PASSAGE PROVIDED =
******

I feel that after reasoning we will train models how to think emotionally in a more intricate way. By combining reasoning with a more advanced sense of individuality and greater emotions simulation we may get a little closer to finding a breakthrough.

OpticalMoose@discuss.tchncs.de · 4 days ago

That’s pretty cool. I’ve tried a few of the distills, but I’ve mostly gone back to regular models.

simple@lemm.ee · 4 days ago

How does it compare to regular deepseek distills though?

SmokeyDope@lemmy.world · edit-2 4 days ago

DeepHermes 24B CoT thought patterns feels about on par with the official R1 distill Ive tried. Its important to note though my experience is limited to the deepseek r1 NeMo 12B distill as thats what fit nice and fast on my card.

All the r1 distill thought process internal monolouge humanisms “let me write that down” “if I remember correctly” “oh, but wait that doesnt sound right lets try again” are there. the multiple 'but wait, what if’s" before ending the thought to examine multiple sides are there too. It spends about 2-5k tokens thinking. It tends to stay on track and catch minor mistakes or hallucinations.

Compared to the unofficial mistral-24b distills this is top tier for sure. I think its toe to toe with ComputationDolphins 24B R1 distill, and its just a preview.

******

INFORMATION SHOWN =
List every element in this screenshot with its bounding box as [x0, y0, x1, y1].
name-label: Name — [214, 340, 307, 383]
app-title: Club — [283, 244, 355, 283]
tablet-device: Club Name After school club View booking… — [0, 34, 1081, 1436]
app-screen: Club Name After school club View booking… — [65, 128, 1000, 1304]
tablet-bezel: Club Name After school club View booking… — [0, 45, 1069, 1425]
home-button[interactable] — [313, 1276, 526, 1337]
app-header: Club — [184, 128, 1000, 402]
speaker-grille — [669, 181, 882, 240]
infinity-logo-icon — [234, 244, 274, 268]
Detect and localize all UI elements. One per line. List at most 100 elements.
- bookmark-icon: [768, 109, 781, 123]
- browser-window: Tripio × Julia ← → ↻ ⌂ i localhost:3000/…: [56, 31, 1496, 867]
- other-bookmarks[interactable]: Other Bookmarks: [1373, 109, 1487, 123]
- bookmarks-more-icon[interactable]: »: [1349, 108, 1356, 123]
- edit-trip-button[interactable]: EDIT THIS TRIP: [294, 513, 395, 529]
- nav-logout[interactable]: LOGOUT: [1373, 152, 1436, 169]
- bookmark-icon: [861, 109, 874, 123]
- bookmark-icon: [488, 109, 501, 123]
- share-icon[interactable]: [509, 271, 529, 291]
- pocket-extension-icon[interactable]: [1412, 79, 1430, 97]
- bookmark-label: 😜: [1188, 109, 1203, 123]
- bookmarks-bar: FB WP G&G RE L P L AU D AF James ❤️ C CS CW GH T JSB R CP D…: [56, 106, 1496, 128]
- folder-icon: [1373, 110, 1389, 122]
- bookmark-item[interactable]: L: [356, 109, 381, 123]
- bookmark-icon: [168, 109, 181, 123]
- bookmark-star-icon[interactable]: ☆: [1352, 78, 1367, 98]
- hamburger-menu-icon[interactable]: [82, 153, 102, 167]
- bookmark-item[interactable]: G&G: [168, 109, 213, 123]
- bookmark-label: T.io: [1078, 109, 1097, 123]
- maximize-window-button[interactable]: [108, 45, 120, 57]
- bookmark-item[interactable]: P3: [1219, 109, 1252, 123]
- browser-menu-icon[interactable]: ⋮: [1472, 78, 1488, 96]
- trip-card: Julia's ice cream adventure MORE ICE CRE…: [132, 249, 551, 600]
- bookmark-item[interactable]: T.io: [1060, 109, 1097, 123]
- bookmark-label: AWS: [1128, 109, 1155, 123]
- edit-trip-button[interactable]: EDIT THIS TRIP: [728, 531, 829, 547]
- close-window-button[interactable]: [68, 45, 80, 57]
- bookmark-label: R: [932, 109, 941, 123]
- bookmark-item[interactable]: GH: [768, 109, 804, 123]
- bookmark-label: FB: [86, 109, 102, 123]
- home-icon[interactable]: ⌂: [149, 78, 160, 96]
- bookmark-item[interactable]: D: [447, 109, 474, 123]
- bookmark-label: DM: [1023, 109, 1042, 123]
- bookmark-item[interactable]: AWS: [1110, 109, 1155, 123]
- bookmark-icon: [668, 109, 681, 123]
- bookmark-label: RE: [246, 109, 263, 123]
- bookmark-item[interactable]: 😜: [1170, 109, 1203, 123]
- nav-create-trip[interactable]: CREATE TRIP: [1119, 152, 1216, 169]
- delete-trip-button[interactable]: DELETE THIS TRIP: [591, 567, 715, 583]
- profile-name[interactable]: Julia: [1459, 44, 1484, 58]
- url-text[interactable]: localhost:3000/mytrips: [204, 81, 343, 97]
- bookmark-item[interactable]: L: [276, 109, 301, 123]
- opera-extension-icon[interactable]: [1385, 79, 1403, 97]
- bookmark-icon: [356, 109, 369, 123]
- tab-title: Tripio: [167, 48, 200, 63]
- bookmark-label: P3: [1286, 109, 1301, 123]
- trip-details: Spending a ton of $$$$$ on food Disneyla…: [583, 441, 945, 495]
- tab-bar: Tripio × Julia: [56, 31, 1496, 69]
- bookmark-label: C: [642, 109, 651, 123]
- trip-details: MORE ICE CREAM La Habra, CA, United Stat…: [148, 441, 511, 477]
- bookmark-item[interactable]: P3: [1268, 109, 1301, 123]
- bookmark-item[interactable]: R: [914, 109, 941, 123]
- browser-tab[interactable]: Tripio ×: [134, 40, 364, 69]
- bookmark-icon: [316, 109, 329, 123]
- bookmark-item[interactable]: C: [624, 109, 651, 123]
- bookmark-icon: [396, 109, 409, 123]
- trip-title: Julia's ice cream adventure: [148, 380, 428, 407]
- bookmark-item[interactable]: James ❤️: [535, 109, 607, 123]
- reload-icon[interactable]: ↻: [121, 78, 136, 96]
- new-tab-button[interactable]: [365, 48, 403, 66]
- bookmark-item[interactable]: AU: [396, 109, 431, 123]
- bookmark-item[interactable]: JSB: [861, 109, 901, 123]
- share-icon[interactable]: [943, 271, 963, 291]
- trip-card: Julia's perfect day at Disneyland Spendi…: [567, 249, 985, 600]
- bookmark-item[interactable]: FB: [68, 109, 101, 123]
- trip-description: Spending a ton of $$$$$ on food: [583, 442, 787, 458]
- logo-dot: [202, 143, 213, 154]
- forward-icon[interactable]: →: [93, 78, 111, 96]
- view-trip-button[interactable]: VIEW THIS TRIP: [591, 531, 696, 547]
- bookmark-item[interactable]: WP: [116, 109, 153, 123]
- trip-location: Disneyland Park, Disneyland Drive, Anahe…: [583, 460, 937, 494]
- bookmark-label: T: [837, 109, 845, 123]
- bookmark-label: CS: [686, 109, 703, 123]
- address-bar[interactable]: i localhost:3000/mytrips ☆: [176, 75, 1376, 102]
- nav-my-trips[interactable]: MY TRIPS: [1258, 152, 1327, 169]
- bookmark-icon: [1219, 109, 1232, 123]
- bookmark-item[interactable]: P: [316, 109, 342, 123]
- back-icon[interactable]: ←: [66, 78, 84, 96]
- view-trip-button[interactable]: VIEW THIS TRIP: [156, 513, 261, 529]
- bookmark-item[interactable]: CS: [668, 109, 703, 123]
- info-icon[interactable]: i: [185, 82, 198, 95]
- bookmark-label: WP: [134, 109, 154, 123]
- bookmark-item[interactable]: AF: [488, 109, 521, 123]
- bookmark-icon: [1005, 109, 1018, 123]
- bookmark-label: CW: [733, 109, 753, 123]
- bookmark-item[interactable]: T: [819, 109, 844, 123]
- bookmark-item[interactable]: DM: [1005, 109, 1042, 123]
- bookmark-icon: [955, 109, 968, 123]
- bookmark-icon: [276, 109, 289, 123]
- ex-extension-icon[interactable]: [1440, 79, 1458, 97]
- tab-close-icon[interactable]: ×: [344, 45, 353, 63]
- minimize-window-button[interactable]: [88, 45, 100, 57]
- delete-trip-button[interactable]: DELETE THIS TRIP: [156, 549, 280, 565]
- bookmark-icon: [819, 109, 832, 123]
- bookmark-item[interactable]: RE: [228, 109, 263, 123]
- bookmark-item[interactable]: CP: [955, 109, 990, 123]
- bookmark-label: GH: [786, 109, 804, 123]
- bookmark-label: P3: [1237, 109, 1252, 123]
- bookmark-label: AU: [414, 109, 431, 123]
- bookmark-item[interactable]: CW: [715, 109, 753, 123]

******

PROBLEM 1 = Transcribe the forum thread word for word, from "I feel that" down to "on my card.".
PROBLEM 2 = According to the forum thread, about how many tokens does DeepHermes 24B spend thinking?
PROBLEM 3 = List every username shown as a post author in the forum thread.
The listing has no connection to the forum thread.

COMPLETE ANSWER 1 =
I feel that after reasoning we will train models how to think emotionally in a more intricate way. By combining reasoning with a more advanced sense of individuality and greater emotions simulation we may get a little closer to finding a breakthrough.

OpticalMoose@discuss.tchncs.de · 4 days ago

That’s pretty cool. I’ve tried a few of the distills, but I’ve mostly gone back to regular models.

simple@lemm.ee · 4 days ago

How does it compare to regular deepseek distills though?

SmokeyDope@lemmy.world · edit-2 4 days ago

DeepHermes 24B CoT thought patterns feels about on par with the official R1 distill Ive tried. Its important to note though my experience is limited to the deepseek r1 NeMo 12B distill as thats what fit nice and fast on my card.

COMPLETE ANSWER 2 = About 2-5k tokens.

COMPLETE ANSWER 3 =
OpticalMoose@discuss.tchncs.de
simple@lemm.ee
SmokeyDope@lemmy.world